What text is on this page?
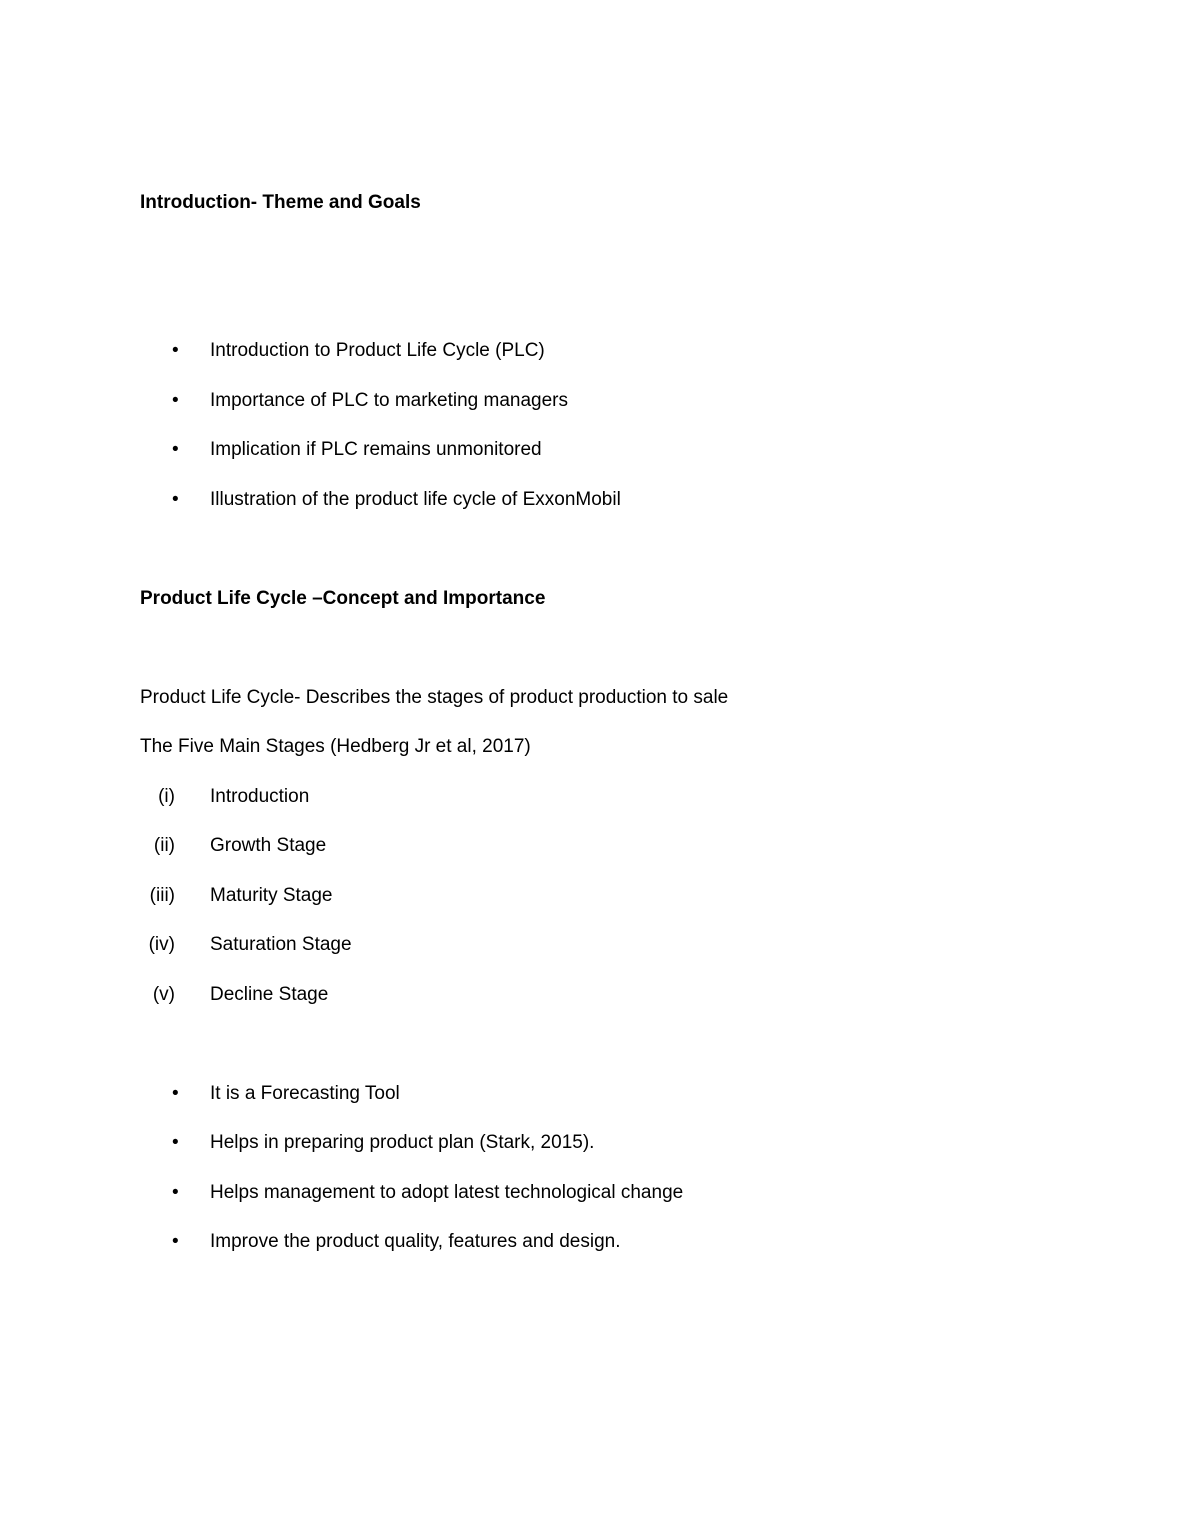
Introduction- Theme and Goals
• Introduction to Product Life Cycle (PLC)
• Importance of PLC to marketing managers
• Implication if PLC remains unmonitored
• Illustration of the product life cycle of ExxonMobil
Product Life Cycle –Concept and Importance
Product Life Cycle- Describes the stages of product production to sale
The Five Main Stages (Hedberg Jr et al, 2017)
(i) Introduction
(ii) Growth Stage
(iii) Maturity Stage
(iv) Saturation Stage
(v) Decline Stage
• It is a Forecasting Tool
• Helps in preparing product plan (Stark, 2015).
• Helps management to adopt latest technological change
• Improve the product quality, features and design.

--------------------

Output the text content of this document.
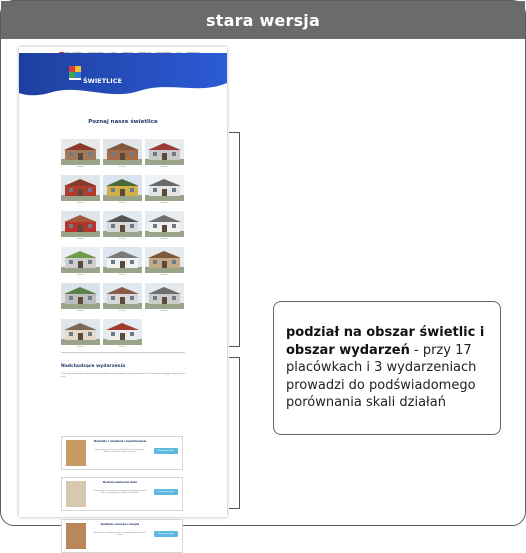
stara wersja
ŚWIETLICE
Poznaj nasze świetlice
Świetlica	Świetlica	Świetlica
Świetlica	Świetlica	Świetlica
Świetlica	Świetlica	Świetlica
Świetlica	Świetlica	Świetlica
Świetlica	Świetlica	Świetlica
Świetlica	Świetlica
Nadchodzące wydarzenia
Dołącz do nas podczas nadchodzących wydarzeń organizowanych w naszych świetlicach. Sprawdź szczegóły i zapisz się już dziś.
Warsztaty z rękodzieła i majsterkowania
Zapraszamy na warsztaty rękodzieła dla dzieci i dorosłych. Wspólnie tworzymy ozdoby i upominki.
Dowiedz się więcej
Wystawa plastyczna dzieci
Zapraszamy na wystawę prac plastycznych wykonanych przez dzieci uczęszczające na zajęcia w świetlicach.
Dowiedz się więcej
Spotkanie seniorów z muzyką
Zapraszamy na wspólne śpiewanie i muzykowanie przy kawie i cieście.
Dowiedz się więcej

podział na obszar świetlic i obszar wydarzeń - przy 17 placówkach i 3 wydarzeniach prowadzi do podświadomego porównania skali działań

--------------------

→ WHAT TO PRODUCE
Tally how many lines in the material above hold the word "Zapraszamy". Write only that number.

→ CORRECT RESPONSE
3